[begin Dataset records]

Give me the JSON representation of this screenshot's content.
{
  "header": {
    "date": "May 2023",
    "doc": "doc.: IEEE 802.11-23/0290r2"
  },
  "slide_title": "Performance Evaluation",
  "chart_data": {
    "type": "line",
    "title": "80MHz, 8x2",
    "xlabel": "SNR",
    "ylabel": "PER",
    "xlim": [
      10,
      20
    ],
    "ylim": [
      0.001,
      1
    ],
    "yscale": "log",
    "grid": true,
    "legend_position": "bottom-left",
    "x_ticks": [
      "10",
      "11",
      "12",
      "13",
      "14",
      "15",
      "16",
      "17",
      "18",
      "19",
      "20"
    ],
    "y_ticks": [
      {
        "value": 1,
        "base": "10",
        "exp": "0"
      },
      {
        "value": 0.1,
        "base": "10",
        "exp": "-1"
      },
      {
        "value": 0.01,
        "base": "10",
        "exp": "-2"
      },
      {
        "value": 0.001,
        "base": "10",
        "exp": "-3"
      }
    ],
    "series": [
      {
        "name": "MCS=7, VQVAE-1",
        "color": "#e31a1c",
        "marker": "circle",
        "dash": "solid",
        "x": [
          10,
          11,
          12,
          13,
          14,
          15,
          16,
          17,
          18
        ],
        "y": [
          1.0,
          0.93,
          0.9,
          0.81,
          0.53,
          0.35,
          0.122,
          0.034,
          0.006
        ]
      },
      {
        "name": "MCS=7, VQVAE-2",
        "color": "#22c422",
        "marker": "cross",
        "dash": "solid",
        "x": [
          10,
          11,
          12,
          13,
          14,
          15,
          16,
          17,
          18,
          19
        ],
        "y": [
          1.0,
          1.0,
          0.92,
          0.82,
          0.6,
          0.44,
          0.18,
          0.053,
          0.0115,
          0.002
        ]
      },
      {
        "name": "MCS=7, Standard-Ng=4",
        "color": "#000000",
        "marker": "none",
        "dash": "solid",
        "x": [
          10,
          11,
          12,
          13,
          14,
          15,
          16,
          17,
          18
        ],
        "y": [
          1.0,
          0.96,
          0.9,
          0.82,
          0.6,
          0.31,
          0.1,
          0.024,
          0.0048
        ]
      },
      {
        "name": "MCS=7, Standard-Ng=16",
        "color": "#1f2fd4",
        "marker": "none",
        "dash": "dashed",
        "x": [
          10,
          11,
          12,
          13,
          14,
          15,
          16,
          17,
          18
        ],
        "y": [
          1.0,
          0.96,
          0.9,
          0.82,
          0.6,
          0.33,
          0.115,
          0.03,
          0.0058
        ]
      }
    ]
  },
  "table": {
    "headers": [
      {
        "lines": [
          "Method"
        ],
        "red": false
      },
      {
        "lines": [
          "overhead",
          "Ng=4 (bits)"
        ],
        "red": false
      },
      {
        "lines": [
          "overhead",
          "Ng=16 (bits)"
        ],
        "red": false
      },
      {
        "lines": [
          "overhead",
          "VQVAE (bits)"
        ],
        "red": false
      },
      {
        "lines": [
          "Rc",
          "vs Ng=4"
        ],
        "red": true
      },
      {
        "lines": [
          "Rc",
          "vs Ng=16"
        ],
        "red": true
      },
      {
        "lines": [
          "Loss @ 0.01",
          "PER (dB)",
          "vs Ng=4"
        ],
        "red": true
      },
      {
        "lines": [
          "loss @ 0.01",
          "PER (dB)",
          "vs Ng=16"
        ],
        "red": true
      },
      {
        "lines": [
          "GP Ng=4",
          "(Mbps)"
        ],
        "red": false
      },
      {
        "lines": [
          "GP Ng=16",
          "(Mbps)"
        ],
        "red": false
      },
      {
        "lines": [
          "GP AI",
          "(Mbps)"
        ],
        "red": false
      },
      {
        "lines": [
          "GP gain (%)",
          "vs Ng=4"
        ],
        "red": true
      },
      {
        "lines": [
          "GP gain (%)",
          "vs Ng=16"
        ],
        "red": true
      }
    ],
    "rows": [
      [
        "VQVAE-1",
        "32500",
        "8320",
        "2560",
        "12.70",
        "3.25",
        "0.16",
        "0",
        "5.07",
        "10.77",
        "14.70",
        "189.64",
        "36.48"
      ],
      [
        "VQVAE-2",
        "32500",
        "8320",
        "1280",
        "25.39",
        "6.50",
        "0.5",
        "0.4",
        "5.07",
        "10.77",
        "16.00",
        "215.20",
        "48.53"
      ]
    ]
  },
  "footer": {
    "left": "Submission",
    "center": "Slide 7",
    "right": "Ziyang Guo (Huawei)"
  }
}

[end Dataset records]

**Problem to solve**
Print the whole listing exactly as it is.

**Finished task**
Give me the JSON representation of this screenshot's content.
{
  "header": {
    "date": "May 2023",
    "doc": "doc.: IEEE 802.11-23/0290r2"
  },
  "slide_title": "Performance Evaluation",
  "chart_data": {
    "type": "line",
    "title": "80MHz, 8x2",
    "xlabel": "SNR",
    "ylabel": "PER",
    "xlim": [
      10,
      20
    ],
    "ylim": [
      0.001,
      1
    ],
    "yscale": "log",
    "grid": true,
    "legend_position": "bottom-left",
    "x_ticks": [
      "10",
      "11",
      "12",
      "13",
      "14",
      "15",
      "16",
      "17",
      "18",
      "19",
      "20"
    ],
    "y_ticks": [
      {
        "value": 1,
        "base": "10",
        "exp": "0"
      },
      {
        "value": 0.1,
        "base": "10",
        "exp": "-1"
      },
      {
        "value": 0.01,
        "base": "10",
        "exp": "-2"
      },
      {
        "value": 0.001,
        "base": "10",
        "exp": "-3"
      }
    ],
    "series": [
      {
        "name": "MCS=7, VQVAE-1",
        "color": "#e31a1c",
        "marker": "circle",
        "dash": "solid",
        "x": [
          10,
          11,
          12,
          13,
          14,
          15,
          16,
          17,
          18
        ],
        "y": [
          1.0,
          0.93,
          0.9,
          0.81,
          0.53,
          0.35,
          0.122,
          0.034,
          0.006
        ]
      },
      {
        "name": "MCS=7, VQVAE-2",
        "color": "#22c422",
        "marker": "cross",
        "dash": "solid",
        "x": [
          10,
          11,
          12,
          13,
          14,
          15,
          16,
          17,
          18,
          19
        ],
        "y": [
          1.0,
          1.0,
          0.92,
          0.82,
          0.6,
          0.44,
          0.18,
          0.053,
          0.0115,
          0.002
        ]
      },
      {
        "name": "MCS=7, Standard-Ng=4",
        "color": "#000000",
        "marker": "none",
        "dash": "solid",
        "x": [
          10,
          11,
          12,
          13,
          14,
          15,
          16,
          17,
          18
        ],
        "y": [
          1.0,
          0.96,
          0.9,
          0.82,
          0.6,
          0.31,
          0.1,
          0.024,
          0.0048
        ]
      },
      {
        "name": "MCS=7, Standard-Ng=16",
        "color": "#1f2fd4",
        "marker": "none",
        "dash": "dashed",
        "x": [
          10,
          11,
          12,
          13,
          14,
          15,
          16,
          17,
          18
        ],
        "y": [
          1.0,
          0.96,
          0.9,
          0.82,
          0.6,
          0.33,
          0.115,
          0.03,
          0.0058
        ]
      }
    ]
  },
  "table": {
    "headers": [
      {
        "lines": [
          "Method"
        ],
        "red": false
      },
      {
        "lines": [
          "overhead",
          "Ng=4 (bits)"
        ],
        "red": false
      },
      {
        "lines": [
          "overhead",
          "Ng=16 (bits)"
        ],
        "red": false
      },
      {
        "lines": [
          "overhead",
          "VQVAE (bits)"
        ],
        "red": false
      },
      {
        "lines": [
          "Rc",
          "vs Ng=4"
        ],
        "red": true
      },
      {
        "lines": [
          "Rc",
          "vs Ng=16"
        ],
        "red": true
      },
      {
        "lines": [
          "Loss @ 0.01",
          "PER (dB)",
          "vs Ng=4"
        ],
        "red": true
      },
      {
        "lines": [
          "loss @ 0.01",
          "PER (dB)",
          "vs Ng=16"
        ],
        "red": true
      },
      {
        "lines": [
          "GP Ng=4",
          "(Mbps)"
        ],
        "red": false
      },
      {
        "lines": [
          "GP Ng=16",
          "(Mbps)"
        ],
        "red": false
      },
      {
        "lines": [
          "GP AI",
          "(Mbps)"
        ],
        "red": false
      },
      {
        "lines": [
          "GP gain (%)",
          "vs Ng=4"
        ],
        "red": true
      },
      {
        "lines": [
          "GP gain (%)",
          "vs Ng=16"
        ],
        "red": true
      }
    ],
    "rows": [
      [
        "VQVAE-1",
        "32500",
        "8320",
        "2560",
        "12.70",
        "3.25",
        "0.16",
        "0",
        "5.07",
        "10.77",
        "14.70",
        "189.64",
        "36.48"
      ],
      [
        "VQVAE-2",
        "32500",
        "8320",
        "1280",
        "25.39",
        "6.50",
        "0.5",
        "0.4",
        "5.07",
        "10.77",
        "16.00",
        "215.20",
        "48.53"
      ]
    ]
  },
  "footer": {
    "left": "Submission",
    "center": "Slide 7",
    "right": "Ziyang Guo (Huawei)"
  }
}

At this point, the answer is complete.